▶ **Given exercise**
Scan the listing below. Report each line that includes "JSON".

▶ **Material provided**
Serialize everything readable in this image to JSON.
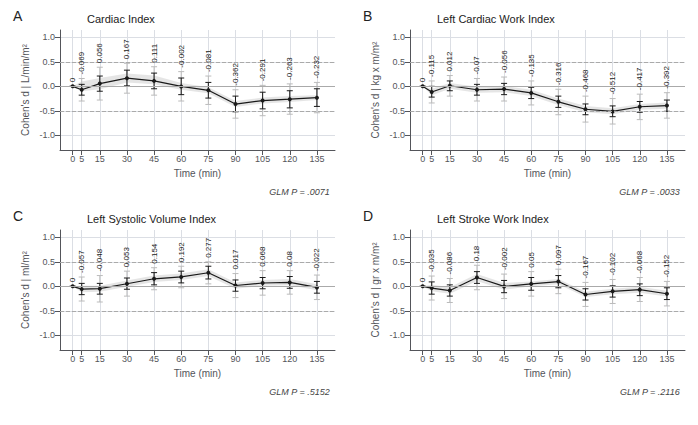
{
  "chart_data": [
    {
      "type": "line",
      "panel_label": "A",
      "title": "Cardiac Index",
      "xlabel": "Time (min)",
      "ylabel": "Cohen's d | L/min/m²",
      "annotation": "GLM P = .0071",
      "x": [
        0,
        5,
        15,
        30,
        45,
        60,
        75,
        90,
        105,
        120,
        135
      ],
      "xlim": [
        -7,
        145
      ],
      "xticks": [
        0,
        5,
        15,
        30,
        45,
        60,
        75,
        90,
        105,
        120,
        135
      ],
      "ylim": [
        -1.3,
        1.15
      ],
      "yticks": [
        {
          "value": -1.0,
          "label": "-1.0"
        },
        {
          "value": -0.5,
          "label": "-0.5"
        },
        {
          "value": 0.0,
          "label": "0.0"
        },
        {
          "value": 0.5,
          "label": "0.5"
        },
        {
          "value": 1.0,
          "label": "1.0"
        }
      ],
      "grid": true,
      "data_labels": true,
      "reference_lines": [
        {
          "value": 0.5,
          "line_style": "dashed"
        },
        {
          "value": -0.5,
          "line_style": "dashed"
        },
        {
          "value": 0.0,
          "line_style": "solid"
        }
      ],
      "series": [
        {
          "type": "band",
          "color": "#cccccc",
          "low": [
            0,
            -0.1,
            -0.06,
            0.08,
            0.04,
            -0.07,
            -0.14,
            -0.42,
            -0.35,
            -0.32,
            -0.28
          ],
          "high": [
            0,
            0.1,
            0.17,
            0.26,
            0.22,
            0.07,
            -0.02,
            -0.3,
            -0.23,
            -0.2,
            -0.18
          ]
        },
        {
          "type": "errorbar",
          "color": "#bbbbbb",
          "low": [
            0,
            -0.3,
            -0.28,
            -0.14,
            -0.18,
            -0.3,
            -0.37,
            -0.65,
            -0.6,
            -0.57,
            -0.54
          ],
          "high": [
            0,
            0.16,
            0.39,
            0.47,
            0.4,
            0.3,
            0.21,
            -0.07,
            0.02,
            0.05,
            0.08
          ]
        },
        {
          "type": "errorbar",
          "color": "#1a1a1a",
          "low": [
            0,
            -0.18,
            -0.1,
            0.01,
            -0.05,
            -0.17,
            -0.24,
            -0.52,
            -0.46,
            -0.44,
            -0.41
          ],
          "high": [
            0,
            0.04,
            0.21,
            0.33,
            0.27,
            0.17,
            0.08,
            -0.2,
            -0.12,
            -0.09,
            -0.05
          ]
        },
        {
          "type": "line",
          "color": "#1a1a1a",
          "marker": "circle",
          "values": [
            0,
            -0.069,
            0.056,
            0.167,
            0.111,
            -0.002,
            -0.081,
            -0.362,
            -0.291,
            -0.263,
            -0.232
          ]
        }
      ]
    },
    {
      "type": "line",
      "panel_label": "B",
      "title": "Left Cardiac Work Index",
      "xlabel": "Time (min)",
      "ylabel": "Cohen's d | kg x m/m²",
      "annotation": "GLM P = .0033",
      "x": [
        0,
        5,
        15,
        30,
        45,
        60,
        75,
        90,
        105,
        120,
        135
      ],
      "xlim": [
        -7,
        145
      ],
      "xticks": [
        0,
        5,
        15,
        30,
        45,
        60,
        75,
        90,
        105,
        120,
        135
      ],
      "ylim": [
        -1.3,
        1.15
      ],
      "yticks": [
        {
          "value": -1.0,
          "label": "-1.0"
        },
        {
          "value": -0.5,
          "label": "-0.5"
        },
        {
          "value": 0.0,
          "label": "0.0"
        },
        {
          "value": 0.5,
          "label": "0.5"
        },
        {
          "value": 1.0,
          "label": "1.0"
        }
      ],
      "grid": true,
      "data_labels": true,
      "reference_lines": [
        {
          "value": 0.5,
          "line_style": "dashed"
        },
        {
          "value": -0.5,
          "line_style": "dashed"
        },
        {
          "value": 0.0,
          "line_style": "solid"
        }
      ],
      "series": [
        {
          "type": "band",
          "color": "#cccccc",
          "low": [
            0,
            -0.18,
            -0.05,
            -0.13,
            -0.12,
            -0.2,
            -0.38,
            -0.53,
            -0.57,
            -0.48,
            -0.46
          ],
          "high": [
            0,
            -0.05,
            0.07,
            -0.01,
            0.01,
            -0.07,
            -0.25,
            -0.4,
            -0.45,
            -0.36,
            -0.33
          ]
        },
        {
          "type": "errorbar",
          "color": "#bbbbbb",
          "low": [
            0,
            -0.34,
            -0.2,
            -0.3,
            -0.3,
            -0.38,
            -0.58,
            -0.73,
            -0.77,
            -0.68,
            -0.65
          ],
          "high": [
            0,
            0.11,
            0.22,
            0.16,
            0.19,
            0.11,
            -0.06,
            -0.2,
            -0.25,
            -0.16,
            -0.13
          ]
        },
        {
          "type": "errorbar",
          "color": "#1a1a1a",
          "low": [
            0,
            -0.22,
            -0.09,
            -0.18,
            -0.17,
            -0.25,
            -0.43,
            -0.58,
            -0.62,
            -0.53,
            -0.51
          ],
          "high": [
            0,
            0.0,
            0.11,
            0.04,
            0.06,
            -0.02,
            -0.2,
            -0.36,
            -0.4,
            -0.31,
            -0.28
          ]
        },
        {
          "type": "line",
          "color": "#1a1a1a",
          "marker": "circle",
          "values": [
            0,
            -0.115,
            0.012,
            -0.07,
            -0.056,
            -0.135,
            -0.316,
            -0.468,
            -0.512,
            -0.417,
            -0.392
          ]
        }
      ]
    },
    {
      "type": "line",
      "panel_label": "C",
      "title": "Left Systolic Volume Index",
      "xlabel": "Time (min)",
      "ylabel": "Cohen's d | ml/m²",
      "annotation": "GLM P = .5152",
      "x": [
        0,
        5,
        15,
        30,
        45,
        60,
        75,
        90,
        105,
        120,
        135
      ],
      "xlim": [
        -7,
        145
      ],
      "xticks": [
        0,
        5,
        15,
        30,
        45,
        60,
        75,
        90,
        105,
        120,
        135
      ],
      "ylim": [
        -1.3,
        1.15
      ],
      "yticks": [
        {
          "value": -1.0,
          "label": "-1.0"
        },
        {
          "value": -0.5,
          "label": "-0.5"
        },
        {
          "value": 0.0,
          "label": "0.0"
        },
        {
          "value": 0.5,
          "label": "0.5"
        },
        {
          "value": 1.0,
          "label": "1.0"
        }
      ],
      "grid": true,
      "data_labels": true,
      "reference_lines": [
        {
          "value": 0.5,
          "line_style": "dashed"
        },
        {
          "value": -0.5,
          "line_style": "dashed"
        },
        {
          "value": 0.0,
          "line_style": "solid"
        }
      ],
      "series": [
        {
          "type": "band",
          "color": "#cccccc",
          "low": [
            0,
            -0.12,
            -0.11,
            -0.01,
            0.09,
            0.13,
            0.21,
            -0.05,
            0.01,
            0.02,
            -0.08
          ],
          "high": [
            0,
            0.01,
            0.01,
            0.12,
            0.22,
            0.26,
            0.35,
            0.08,
            0.13,
            0.15,
            0.04
          ]
        },
        {
          "type": "errorbar",
          "color": "#bbbbbb",
          "low": [
            0,
            -0.3,
            -0.32,
            -0.2,
            -0.07,
            -0.03,
            0.05,
            -0.23,
            -0.18,
            -0.16,
            -0.27
          ],
          "high": [
            0,
            0.19,
            0.22,
            0.31,
            0.38,
            0.41,
            0.5,
            0.26,
            0.32,
            0.32,
            0.23
          ]
        },
        {
          "type": "errorbar",
          "color": "#1a1a1a",
          "low": [
            0,
            -0.17,
            -0.16,
            -0.06,
            0.03,
            0.07,
            0.15,
            -0.1,
            -0.05,
            -0.04,
            -0.14
          ],
          "high": [
            0,
            0.06,
            0.06,
            0.17,
            0.28,
            0.31,
            0.41,
            0.13,
            0.18,
            0.2,
            0.1
          ]
        },
        {
          "type": "line",
          "color": "#1a1a1a",
          "marker": "circle",
          "values": [
            0,
            -0.057,
            -0.048,
            0.053,
            0.154,
            0.192,
            0.277,
            0.017,
            0.068,
            0.08,
            -0.022
          ]
        }
      ]
    },
    {
      "type": "line",
      "panel_label": "D",
      "title": "Left Stroke Work Index",
      "xlabel": "Time (min)",
      "ylabel": "Cohen's d | gr x m/m²",
      "annotation": "GLM P = .2116",
      "x": [
        0,
        5,
        15,
        30,
        45,
        60,
        75,
        90,
        105,
        120,
        135
      ],
      "xlim": [
        -7,
        145
      ],
      "xticks": [
        0,
        5,
        15,
        30,
        45,
        60,
        75,
        90,
        105,
        120,
        135
      ],
      "ylim": [
        -1.3,
        1.15
      ],
      "yticks": [
        {
          "value": -1.0,
          "label": "-1.0"
        },
        {
          "value": -0.5,
          "label": "-0.5"
        },
        {
          "value": 0.0,
          "label": "0.0"
        },
        {
          "value": 0.5,
          "label": "0.5"
        },
        {
          "value": 1.0,
          "label": "1.0"
        }
      ],
      "grid": true,
      "data_labels": true,
      "reference_lines": [
        {
          "value": 0.5,
          "line_style": "dashed"
        },
        {
          "value": -0.5,
          "line_style": "dashed"
        },
        {
          "value": 0.0,
          "line_style": "solid"
        }
      ],
      "series": [
        {
          "type": "band",
          "color": "#cccccc",
          "low": [
            0,
            -0.1,
            -0.15,
            0.11,
            -0.07,
            0.0,
            0.04,
            -0.22,
            -0.16,
            -0.13,
            -0.21
          ],
          "high": [
            0,
            0.03,
            -0.02,
            0.25,
            0.07,
            0.1,
            0.15,
            -0.11,
            -0.05,
            -0.01,
            -0.09
          ]
        },
        {
          "type": "errorbar",
          "color": "#bbbbbb",
          "low": [
            0,
            -0.28,
            -0.33,
            -0.07,
            -0.25,
            -0.2,
            -0.15,
            -0.41,
            -0.35,
            -0.31,
            -0.4
          ],
          "high": [
            0,
            0.21,
            0.16,
            0.43,
            0.25,
            0.3,
            0.35,
            0.08,
            0.14,
            0.18,
            0.1
          ]
        },
        {
          "type": "errorbar",
          "color": "#1a1a1a",
          "low": [
            0,
            -0.16,
            -0.2,
            0.06,
            -0.13,
            -0.08,
            -0.03,
            -0.28,
            -0.22,
            -0.19,
            -0.27
          ],
          "high": [
            0,
            0.09,
            0.03,
            0.3,
            0.12,
            0.18,
            0.22,
            -0.05,
            0.01,
            0.05,
            -0.03
          ]
        },
        {
          "type": "line",
          "color": "#1a1a1a",
          "marker": "circle",
          "values": [
            0,
            -0.035,
            -0.086,
            0.18,
            -0.002,
            0.05,
            0.097,
            -0.167,
            -0.102,
            -0.068,
            -0.152
          ]
        }
      ]
    }
  ]
}
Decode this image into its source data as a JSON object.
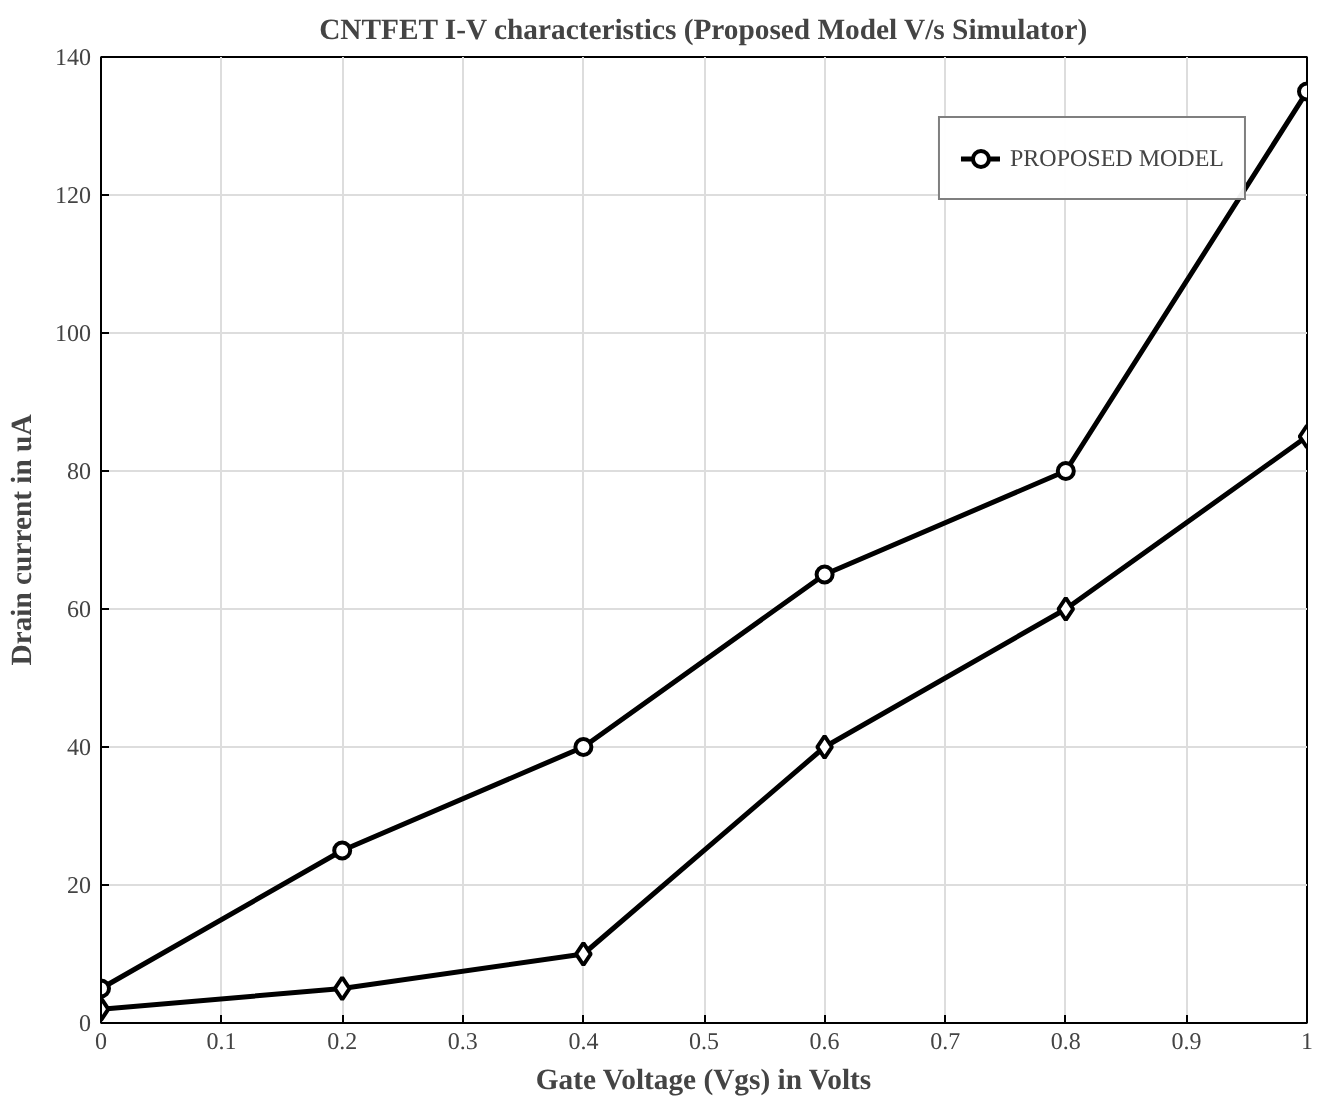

▶ **Exercise solution**
Serialize everything readable in this image to JSON.
Decode this image into its source data as a JSON object.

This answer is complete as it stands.